_Aim_. Find the lines with "text" in them and copy them out.

_Material shown_.
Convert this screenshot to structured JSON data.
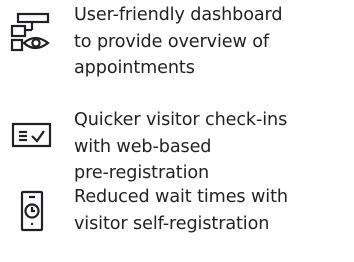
{
  "features": [
    {
      "icon": "dashboard-eye-icon",
      "text": "User-friendly dashboard\nto provide overview of\nappointments"
    },
    {
      "icon": "form-check-icon",
      "text": "Quicker visitor check-ins\nwith web-based\npre-registration"
    },
    {
      "icon": "mobile-clock-icon",
      "text": "Reduced wait times with\nvisitor self-registration"
    }
  ],
  "colors": {
    "icon": "#1f2124",
    "text": "#1f2124",
    "background": "#ffffff"
  }
}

_Complete response_.
      "text": "User-friendly dashboard\nto provide overview of\nappointments"
      "text": "Quicker visitor check-ins\nwith web-based\npre-registration"
      "text": "Reduced wait times with\nvisitor self-registration"
    "text": "#1f2124",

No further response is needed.